━━ Information provided

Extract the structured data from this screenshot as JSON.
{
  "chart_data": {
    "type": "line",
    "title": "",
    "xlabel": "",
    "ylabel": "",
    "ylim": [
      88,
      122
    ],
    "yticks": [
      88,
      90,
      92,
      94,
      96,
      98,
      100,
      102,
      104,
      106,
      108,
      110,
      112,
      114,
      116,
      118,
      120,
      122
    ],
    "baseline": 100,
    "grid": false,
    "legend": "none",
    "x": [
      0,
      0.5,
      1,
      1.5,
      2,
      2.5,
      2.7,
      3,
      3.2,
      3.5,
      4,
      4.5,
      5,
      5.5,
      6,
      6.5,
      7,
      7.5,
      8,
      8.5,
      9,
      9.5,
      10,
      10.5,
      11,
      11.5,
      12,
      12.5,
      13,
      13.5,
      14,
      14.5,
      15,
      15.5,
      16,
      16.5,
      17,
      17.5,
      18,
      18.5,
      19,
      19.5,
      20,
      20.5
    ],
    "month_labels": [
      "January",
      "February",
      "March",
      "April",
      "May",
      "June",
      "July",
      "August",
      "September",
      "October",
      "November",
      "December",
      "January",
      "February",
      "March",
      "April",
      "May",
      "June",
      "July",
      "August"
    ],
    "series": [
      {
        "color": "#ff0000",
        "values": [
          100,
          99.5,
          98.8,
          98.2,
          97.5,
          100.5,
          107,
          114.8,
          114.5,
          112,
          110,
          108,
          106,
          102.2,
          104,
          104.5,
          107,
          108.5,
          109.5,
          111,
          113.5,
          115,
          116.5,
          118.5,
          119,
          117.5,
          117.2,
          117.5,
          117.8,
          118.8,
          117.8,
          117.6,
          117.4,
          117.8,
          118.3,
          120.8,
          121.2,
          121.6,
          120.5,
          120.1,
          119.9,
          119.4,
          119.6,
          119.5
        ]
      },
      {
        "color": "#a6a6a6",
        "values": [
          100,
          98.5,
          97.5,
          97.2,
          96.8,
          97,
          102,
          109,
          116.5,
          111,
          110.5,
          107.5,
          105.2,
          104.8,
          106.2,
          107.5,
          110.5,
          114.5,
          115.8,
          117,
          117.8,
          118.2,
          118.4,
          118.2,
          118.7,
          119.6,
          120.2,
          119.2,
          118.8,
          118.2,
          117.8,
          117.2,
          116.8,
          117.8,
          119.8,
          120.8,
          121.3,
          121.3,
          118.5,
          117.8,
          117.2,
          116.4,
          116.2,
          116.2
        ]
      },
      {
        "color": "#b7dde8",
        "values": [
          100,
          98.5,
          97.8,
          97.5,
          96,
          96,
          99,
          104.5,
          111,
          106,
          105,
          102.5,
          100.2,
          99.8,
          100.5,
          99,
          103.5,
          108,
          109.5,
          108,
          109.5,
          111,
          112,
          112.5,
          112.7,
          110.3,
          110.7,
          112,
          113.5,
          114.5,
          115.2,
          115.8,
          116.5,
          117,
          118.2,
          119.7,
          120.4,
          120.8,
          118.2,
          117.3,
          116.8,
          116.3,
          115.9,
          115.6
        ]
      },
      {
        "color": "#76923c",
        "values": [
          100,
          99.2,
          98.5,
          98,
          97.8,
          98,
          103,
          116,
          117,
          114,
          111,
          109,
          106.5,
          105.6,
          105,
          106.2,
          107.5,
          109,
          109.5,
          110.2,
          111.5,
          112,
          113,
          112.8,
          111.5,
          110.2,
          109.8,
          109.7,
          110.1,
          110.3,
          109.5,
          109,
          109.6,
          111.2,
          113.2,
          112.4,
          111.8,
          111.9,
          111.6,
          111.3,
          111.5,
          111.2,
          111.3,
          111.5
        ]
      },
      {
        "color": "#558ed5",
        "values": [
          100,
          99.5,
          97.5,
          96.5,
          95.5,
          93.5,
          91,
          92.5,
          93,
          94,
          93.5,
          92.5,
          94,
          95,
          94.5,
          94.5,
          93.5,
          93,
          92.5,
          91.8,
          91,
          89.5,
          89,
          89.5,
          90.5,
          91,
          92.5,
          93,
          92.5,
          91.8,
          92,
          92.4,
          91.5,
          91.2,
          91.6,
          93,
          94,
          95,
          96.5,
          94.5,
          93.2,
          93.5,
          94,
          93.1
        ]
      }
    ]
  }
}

━━━━
━━ Information provided

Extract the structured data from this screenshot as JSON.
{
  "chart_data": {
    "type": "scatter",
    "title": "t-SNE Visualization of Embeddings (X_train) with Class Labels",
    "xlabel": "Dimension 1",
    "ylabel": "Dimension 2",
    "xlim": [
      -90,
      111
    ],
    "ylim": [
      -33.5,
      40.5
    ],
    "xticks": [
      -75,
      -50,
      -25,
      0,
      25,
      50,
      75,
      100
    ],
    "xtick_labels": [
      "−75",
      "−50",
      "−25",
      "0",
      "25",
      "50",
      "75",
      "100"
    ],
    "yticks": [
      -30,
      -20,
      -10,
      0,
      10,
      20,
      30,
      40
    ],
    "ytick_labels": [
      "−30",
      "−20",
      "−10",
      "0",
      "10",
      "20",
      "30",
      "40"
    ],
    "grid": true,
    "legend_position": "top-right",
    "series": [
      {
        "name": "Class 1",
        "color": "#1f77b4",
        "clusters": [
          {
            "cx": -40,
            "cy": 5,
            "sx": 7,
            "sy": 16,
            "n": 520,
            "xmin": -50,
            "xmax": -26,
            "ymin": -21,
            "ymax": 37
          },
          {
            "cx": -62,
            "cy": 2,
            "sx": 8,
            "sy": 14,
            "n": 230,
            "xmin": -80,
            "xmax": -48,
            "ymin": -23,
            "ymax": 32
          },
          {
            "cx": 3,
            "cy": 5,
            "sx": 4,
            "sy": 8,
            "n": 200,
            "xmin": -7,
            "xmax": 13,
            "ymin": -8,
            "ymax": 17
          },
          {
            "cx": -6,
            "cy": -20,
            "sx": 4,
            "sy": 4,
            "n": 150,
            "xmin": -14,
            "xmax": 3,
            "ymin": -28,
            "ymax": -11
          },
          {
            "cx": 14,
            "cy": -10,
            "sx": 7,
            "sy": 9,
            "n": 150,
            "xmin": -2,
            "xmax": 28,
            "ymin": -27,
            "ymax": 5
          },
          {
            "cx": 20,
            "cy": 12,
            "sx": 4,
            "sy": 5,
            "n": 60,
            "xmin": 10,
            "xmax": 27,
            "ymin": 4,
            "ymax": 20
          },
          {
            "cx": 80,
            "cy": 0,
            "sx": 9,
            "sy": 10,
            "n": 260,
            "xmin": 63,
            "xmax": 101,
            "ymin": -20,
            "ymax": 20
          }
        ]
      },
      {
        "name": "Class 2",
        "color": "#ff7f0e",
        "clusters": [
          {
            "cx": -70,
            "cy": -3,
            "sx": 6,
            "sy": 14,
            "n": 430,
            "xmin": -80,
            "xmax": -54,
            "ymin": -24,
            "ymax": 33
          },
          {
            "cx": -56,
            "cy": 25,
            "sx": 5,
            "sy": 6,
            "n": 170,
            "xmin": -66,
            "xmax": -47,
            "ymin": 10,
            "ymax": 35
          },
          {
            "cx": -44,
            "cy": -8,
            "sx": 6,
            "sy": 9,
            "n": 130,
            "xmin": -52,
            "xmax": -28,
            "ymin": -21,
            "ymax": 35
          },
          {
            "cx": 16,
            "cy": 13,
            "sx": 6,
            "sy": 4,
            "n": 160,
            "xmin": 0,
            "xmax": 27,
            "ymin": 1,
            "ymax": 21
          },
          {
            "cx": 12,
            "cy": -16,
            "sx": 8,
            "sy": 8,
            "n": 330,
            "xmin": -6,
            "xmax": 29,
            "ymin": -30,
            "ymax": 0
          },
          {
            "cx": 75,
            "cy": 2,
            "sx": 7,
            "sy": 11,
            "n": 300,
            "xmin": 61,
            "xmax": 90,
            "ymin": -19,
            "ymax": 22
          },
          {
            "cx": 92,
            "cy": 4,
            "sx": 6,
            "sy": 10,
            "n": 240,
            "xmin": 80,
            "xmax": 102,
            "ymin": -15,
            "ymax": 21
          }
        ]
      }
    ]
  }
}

━━━━

Go through the material and select each line with the string "Dimension" in it.

    "xlabel": "Dimension 1",
    "ylabel": "Dimension 2",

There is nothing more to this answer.